__Objective__
Transcribe every record that appears below, exactly and in full.

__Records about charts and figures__
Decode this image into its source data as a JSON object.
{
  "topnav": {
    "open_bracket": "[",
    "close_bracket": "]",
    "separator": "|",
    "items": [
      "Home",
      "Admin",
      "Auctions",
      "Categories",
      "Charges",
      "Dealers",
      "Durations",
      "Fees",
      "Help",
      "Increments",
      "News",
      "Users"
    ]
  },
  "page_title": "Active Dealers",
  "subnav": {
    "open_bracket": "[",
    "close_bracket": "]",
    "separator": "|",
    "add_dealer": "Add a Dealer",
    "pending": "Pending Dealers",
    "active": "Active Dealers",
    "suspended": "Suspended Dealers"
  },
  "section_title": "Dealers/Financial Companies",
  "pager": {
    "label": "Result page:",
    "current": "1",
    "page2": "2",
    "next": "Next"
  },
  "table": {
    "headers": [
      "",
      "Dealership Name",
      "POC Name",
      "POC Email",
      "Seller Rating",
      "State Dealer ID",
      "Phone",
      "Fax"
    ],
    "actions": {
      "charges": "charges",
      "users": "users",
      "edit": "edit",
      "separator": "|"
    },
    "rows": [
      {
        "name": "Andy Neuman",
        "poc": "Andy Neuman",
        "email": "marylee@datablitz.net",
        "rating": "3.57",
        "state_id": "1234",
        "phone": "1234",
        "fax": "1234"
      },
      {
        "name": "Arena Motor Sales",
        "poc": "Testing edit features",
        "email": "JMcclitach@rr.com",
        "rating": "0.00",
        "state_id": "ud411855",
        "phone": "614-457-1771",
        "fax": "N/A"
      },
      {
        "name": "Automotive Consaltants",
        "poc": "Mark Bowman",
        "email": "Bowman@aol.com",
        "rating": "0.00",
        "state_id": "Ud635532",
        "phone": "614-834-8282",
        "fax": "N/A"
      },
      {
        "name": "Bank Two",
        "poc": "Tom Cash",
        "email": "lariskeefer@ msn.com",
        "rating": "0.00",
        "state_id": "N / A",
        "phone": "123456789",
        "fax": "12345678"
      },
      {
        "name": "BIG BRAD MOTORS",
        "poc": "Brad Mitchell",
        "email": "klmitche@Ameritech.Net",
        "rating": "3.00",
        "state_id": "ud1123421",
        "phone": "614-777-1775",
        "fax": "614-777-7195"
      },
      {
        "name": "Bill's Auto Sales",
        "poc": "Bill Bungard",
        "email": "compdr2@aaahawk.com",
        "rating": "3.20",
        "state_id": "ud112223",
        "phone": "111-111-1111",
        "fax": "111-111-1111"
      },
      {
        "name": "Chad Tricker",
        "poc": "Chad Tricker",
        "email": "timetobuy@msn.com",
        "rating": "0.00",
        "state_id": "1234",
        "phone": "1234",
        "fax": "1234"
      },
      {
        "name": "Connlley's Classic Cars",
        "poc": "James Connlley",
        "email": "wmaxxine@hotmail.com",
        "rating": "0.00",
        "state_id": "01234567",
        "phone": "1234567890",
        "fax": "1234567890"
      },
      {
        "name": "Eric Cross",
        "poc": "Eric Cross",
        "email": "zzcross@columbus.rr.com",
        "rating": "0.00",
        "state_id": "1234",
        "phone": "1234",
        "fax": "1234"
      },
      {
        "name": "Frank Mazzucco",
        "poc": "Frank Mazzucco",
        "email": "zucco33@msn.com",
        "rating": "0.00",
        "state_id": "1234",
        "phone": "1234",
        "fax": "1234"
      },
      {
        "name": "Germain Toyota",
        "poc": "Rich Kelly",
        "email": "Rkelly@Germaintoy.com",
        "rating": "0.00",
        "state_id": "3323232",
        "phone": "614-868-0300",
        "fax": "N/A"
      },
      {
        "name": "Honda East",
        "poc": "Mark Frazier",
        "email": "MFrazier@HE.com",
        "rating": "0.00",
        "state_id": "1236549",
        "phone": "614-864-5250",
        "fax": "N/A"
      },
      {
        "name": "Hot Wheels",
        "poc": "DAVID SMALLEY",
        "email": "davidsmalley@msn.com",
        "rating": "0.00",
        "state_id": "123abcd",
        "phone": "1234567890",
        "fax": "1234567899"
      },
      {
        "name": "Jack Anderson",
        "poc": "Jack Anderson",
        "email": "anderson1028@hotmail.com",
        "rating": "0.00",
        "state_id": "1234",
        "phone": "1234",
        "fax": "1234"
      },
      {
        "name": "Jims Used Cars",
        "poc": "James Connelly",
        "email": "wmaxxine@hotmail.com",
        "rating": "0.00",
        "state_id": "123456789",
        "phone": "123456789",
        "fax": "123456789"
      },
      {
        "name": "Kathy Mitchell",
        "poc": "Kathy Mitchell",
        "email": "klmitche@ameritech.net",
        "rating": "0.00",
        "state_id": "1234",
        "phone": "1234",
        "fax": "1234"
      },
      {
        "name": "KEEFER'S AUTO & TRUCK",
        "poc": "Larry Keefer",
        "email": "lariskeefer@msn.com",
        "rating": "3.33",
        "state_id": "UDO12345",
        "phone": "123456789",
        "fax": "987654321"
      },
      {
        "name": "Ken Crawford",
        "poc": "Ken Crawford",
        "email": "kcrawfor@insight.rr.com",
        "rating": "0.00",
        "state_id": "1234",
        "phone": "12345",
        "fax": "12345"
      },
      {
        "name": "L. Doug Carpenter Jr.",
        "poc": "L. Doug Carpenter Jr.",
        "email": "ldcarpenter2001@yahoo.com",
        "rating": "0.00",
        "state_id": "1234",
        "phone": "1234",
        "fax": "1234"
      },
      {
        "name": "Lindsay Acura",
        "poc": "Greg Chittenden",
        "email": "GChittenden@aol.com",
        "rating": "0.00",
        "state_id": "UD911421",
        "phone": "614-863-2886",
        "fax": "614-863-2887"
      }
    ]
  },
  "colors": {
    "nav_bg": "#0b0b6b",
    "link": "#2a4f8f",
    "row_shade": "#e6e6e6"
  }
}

__Solved exercise__
Decode this image into its source data as a JSON object.
{
  "topnav": {
    "open_bracket": "[",
    "close_bracket": "]",
    "separator": "|",
    "items": [
      "Home",
      "Admin",
      "Auctions",
      "Categories",
      "Charges",
      "Dealers",
      "Durations",
      "Fees",
      "Help",
      "Increments",
      "News",
      "Users"
    ]
  },
  "page_title": "Active Dealers",
  "subnav": {
    "open_bracket": "[",
    "close_bracket": "]",
    "separator": "|",
    "add_dealer": "Add a Dealer",
    "pending": "Pending Dealers",
    "active": "Active Dealers",
    "suspended": "Suspended Dealers"
  },
  "section_title": "Dealers/Financial Companies",
  "pager": {
    "label": "Result page:",
    "current": "1",
    "page2": "2",
    "next": "Next"
  },
  "table": {
    "headers": [
      "",
      "Dealership Name",
      "POC Name",
      "POC Email",
      "Seller Rating",
      "State Dealer ID",
      "Phone",
      "Fax"
    ],
    "actions": {
      "charges": "charges",
      "users": "users",
      "edit": "edit",
      "separator": "|"
    },
    "rows": [
      {
        "name": "Andy Neuman",
        "poc": "Andy Neuman",
        "email": "marylee@datablitz.net",
        "rating": "3.57",
        "state_id": "1234",
        "phone": "1234",
        "fax": "1234"
      },
      {
        "name": "Arena Motor Sales",
        "poc": "Testing edit features",
        "email": "JMcclitach@rr.com",
        "rating": "0.00",
        "state_id": "ud411855",
        "phone": "614-457-1771",
        "fax": "N/A"
      },
      {
        "name": "Automotive Consaltants",
        "poc": "Mark Bowman",
        "email": "Bowman@aol.com",
        "rating": "0.00",
        "state_id": "Ud635532",
        "phone": "614-834-8282",
        "fax": "N/A"
      },
      {
        "name": "Bank Two",
        "poc": "Tom Cash",
        "email": "lariskeefer@ msn.com",
        "rating": "0.00",
        "state_id": "N / A",
        "phone": "123456789",
        "fax": "12345678"
      },
      {
        "name": "BIG BRAD MOTORS",
        "poc": "Brad Mitchell",
        "email": "klmitche@Ameritech.Net",
        "rating": "3.00",
        "state_id": "ud1123421",
        "phone": "614-777-1775",
        "fax": "614-777-7195"
      },
      {
        "name": "Bill's Auto Sales",
        "poc": "Bill Bungard",
        "email": "compdr2@aaahawk.com",
        "rating": "3.20",
        "state_id": "ud112223",
        "phone": "111-111-1111",
        "fax": "111-111-1111"
      },
      {
        "name": "Chad Tricker",
        "poc": "Chad Tricker",
        "email": "timetobuy@msn.com",
        "rating": "0.00",
        "state_id": "1234",
        "phone": "1234",
        "fax": "1234"
      },
      {
        "name": "Connlley's Classic Cars",
        "poc": "James Connlley",
        "email": "wmaxxine@hotmail.com",
        "rating": "0.00",
        "state_id": "01234567",
        "phone": "1234567890",
        "fax": "1234567890"
      },
      {
        "name": "Eric Cross",
        "poc": "Eric Cross",
        "email": "zzcross@columbus.rr.com",
        "rating": "0.00",
        "state_id": "1234",
        "phone": "1234",
        "fax": "1234"
      },
      {
        "name": "Frank Mazzucco",
        "poc": "Frank Mazzucco",
        "email": "zucco33@msn.com",
        "rating": "0.00",
        "state_id": "1234",
        "phone": "1234",
        "fax": "1234"
      },
      {
        "name": "Germain Toyota",
        "poc": "Rich Kelly",
        "email": "Rkelly@Germaintoy.com",
        "rating": "0.00",
        "state_id": "3323232",
        "phone": "614-868-0300",
        "fax": "N/A"
      },
      {
        "name": "Honda East",
        "poc": "Mark Frazier",
        "email": "MFrazier@HE.com",
        "rating": "0.00",
        "state_id": "1236549",
        "phone": "614-864-5250",
        "fax": "N/A"
      },
      {
        "name": "Hot Wheels",
        "poc": "DAVID SMALLEY",
        "email": "davidsmalley@msn.com",
        "rating": "0.00",
        "state_id": "123abcd",
        "phone": "1234567890",
        "fax": "1234567899"
      },
      {
        "name": "Jack Anderson",
        "poc": "Jack Anderson",
        "email": "anderson1028@hotmail.com",
        "rating": "0.00",
        "state_id": "1234",
        "phone": "1234",
        "fax": "1234"
      },
      {
        "name": "Jims Used Cars",
        "poc": "James Connelly",
        "email": "wmaxxine@hotmail.com",
        "rating": "0.00",
        "state_id": "123456789",
        "phone": "123456789",
        "fax": "123456789"
      },
      {
        "name": "Kathy Mitchell",
        "poc": "Kathy Mitchell",
        "email": "klmitche@ameritech.net",
        "rating": "0.00",
        "state_id": "1234",
        "phone": "1234",
        "fax": "1234"
      },
      {
        "name": "KEEFER'S AUTO & TRUCK",
        "poc": "Larry Keefer",
        "email": "lariskeefer@msn.com",
        "rating": "3.33",
        "state_id": "UDO12345",
        "phone": "123456789",
        "fax": "987654321"
      },
      {
        "name": "Ken Crawford",
        "poc": "Ken Crawford",
        "email": "kcrawfor@insight.rr.com",
        "rating": "0.00",
        "state_id": "1234",
        "phone": "12345",
        "fax": "12345"
      },
      {
        "name": "L. Doug Carpenter Jr.",
        "poc": "L. Doug Carpenter Jr.",
        "email": "ldcarpenter2001@yahoo.com",
        "rating": "0.00",
        "state_id": "1234",
        "phone": "1234",
        "fax": "1234"
      },
      {
        "name": "Lindsay Acura",
        "poc": "Greg Chittenden",
        "email": "GChittenden@aol.com",
        "rating": "0.00",
        "state_id": "UD911421",
        "phone": "614-863-2886",
        "fax": "614-863-2887"
      }
    ]
  },
  "colors": {
    "nav_bg": "#0b0b6b",
    "link": "#2a4f8f",
    "row_shade": "#e6e6e6"
  }
}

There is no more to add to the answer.